**УСЛОВИЕ ЗАДАЧИ**
Приведите ещё раз дословно часть текста о ценностях в психотерапии между словами «Уполномочен ли врач, призван» и «ему вверившимся пациентом?» включительно.

··· ФРАГМЕНТ СТРАНИЦЫ ···

На пути от терапии через экзистенциальный анализ к медицинскому душепопечению мы все чаще сталкиваемся с духовной проблематикой, которая каким-то образом сопутствует любому виду психотерапии, и отсюда с очевидной необходимостью возникает проблема – и опасность – пересечения границ. Если в первой главе мы затронули эту проблему и постарались выделить самостоятельную сферу духовного, чтобы предотвратить опасность психологизаторства, то теперь настала пора обеспечить права конкретно-духовного, личностно-духовного. Значит, вопрос прозвучит так: что мы должны ожидать от логотерапии или экзистенциального анализа или же от медицинского попечения о душе? По аналогии с исторической формулой Канта применительно к метафизике мы также можем уточнить свой вопрос: мы хотим знать, возможна ли ценностно-полагающая психотерапия и если возможна, то как. Или же, поменяв заголовок Канта, можем сочинять «Пролегомены к будущей ценностно-полагающей психотерапии».
При всем том нам нужно не спускать глаз с quaestio iuris[64], не отклоняясь в quaestio facti[65], ведь фактически оценивает каждый врач, а не только специалист по душевным болезням. При любом медицинском действии учитывается ценность здоровья или ценность выздоровления. Мы уже раньше говорили, что духовное, ценностная проблематика, проступает в медицинской работе там, где возникают, например, вопросы эвтаназии или спасения самоубийц или предлагается опасная операция, когда жизнь человека подвергается глобальному риску. Но и в целом медицинская практика не может быть свободна от ценностей.
Однако в особенности это касается психотерапии, тем более когда она начала применять на практике логотерапию, а затем медицинское душепопечение, в процессе которого психотерапевт сочетает в идеальной совокупности эти разные области, эвристическим разделением которых мы столь озаботились в первой главе, дабы не впасть в психологизаторство.
И перед нами встает вопрос о принципиальном праве полагания ценностей, вопрос «об инстанции, от имени которой» (Принцхорн) совершается прорыв в царство мировоззрения, в духовное, в сферу ценностей. Этот вопрос – вопрос мировоззренческой честности и чистоты метода. Для врача, вышедшего из школы критического знания, ясно: дело медицинского душепопечения утвердится или падет в зависимости от того, удастся ли нам дать ответ на этот вопрос.
Если Гиппократ утверждает, что врач, который совмещает с медициной философию, равен богам, то мы, пытаясь внести в работу врача ценностные вопросы, нисколько не равняемся со священниками. Мы хотим лишь использовать все возможности врачебного ремесла до крайних пределов. На это мы отваживаемся, сознавая опасность, что подобное предприятие покажется затеей Прометея, ведь врач ежеминутно сталкивается с мировоззренчески обоснованными решениями пациента, и мы не можем решать эти проблемы дискретно: нам постоянно приходится занимать какую-то позицию.
Уполномочен ли врач, призван ли занимать в этом смысле какую-то позицию? Или же ему не разрешено, более того, строжайше запрещено ее занимать? Может ли он вмешиваться в решения пациента и не вторгается ли тем самым в частную, личную сферу духа? Не переносит ли собственное мировоззрение на пациента, несознательно и необдуманно? И если Гиппократ говорит: «Нужно внести философию в медицину и медицину в философию», не следует ли нам задать вопрос, не вносит ли таким образом врач в медицину то, что к ней вовсе не относится? Не допускает ли он мировоззренческую ошибку, обсуждая мировоззренческие вопросы с доверенным ему, ему вверившимся пациентом?

··· ИСХОДНЫЕ ДАННЫЕ ···

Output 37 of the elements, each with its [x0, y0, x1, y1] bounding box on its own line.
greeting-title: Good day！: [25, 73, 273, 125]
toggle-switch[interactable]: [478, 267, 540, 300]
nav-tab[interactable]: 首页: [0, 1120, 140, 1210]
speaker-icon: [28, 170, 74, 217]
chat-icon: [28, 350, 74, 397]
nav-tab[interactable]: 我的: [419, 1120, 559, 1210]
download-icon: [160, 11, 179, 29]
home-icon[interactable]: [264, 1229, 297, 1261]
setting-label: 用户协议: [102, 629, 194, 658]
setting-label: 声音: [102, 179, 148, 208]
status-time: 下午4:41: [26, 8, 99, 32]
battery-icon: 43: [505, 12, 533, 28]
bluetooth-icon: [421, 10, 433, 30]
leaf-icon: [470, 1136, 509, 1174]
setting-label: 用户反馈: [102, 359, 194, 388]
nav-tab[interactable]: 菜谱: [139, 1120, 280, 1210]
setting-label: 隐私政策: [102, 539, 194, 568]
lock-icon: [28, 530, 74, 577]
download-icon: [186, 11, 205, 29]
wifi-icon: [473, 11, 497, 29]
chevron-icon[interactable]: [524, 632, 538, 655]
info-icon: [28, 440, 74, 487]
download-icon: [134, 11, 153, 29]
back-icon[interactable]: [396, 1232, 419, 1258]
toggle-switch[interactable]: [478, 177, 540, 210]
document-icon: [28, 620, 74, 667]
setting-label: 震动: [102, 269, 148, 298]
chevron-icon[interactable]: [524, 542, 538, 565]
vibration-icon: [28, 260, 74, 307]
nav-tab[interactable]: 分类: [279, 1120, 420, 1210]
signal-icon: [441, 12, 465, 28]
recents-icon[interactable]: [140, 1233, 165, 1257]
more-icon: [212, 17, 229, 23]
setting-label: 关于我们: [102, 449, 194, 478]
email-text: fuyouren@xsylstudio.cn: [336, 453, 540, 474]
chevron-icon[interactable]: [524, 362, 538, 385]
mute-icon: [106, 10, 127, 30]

···

**ОТВЕТ К ЗАДАЧЕ**
Уполномочен ли врач, призван ли занимать в этом смысле какую-то позицию? Или же ему не разрешено, более того, строжайше запрещено ее занимать? Может ли он вмешиваться в решения пациента и не вторгается ли тем самым в частную, личную сферу духа? Не переносит ли собственное мировоззрение на пациента, несознательно и необдуманно? И если Гиппократ говорит: «Нужно внести философию в медицину и медицину в философию», не следует ли нам задать вопрос, не вносит ли таким образом врач в медицину то, что к ней вовсе не относится? Не допускает ли он мировоззренческую ошибку, обсуждая мировоззренческие вопросы с доверенным ему, ему вверившимся пациентом?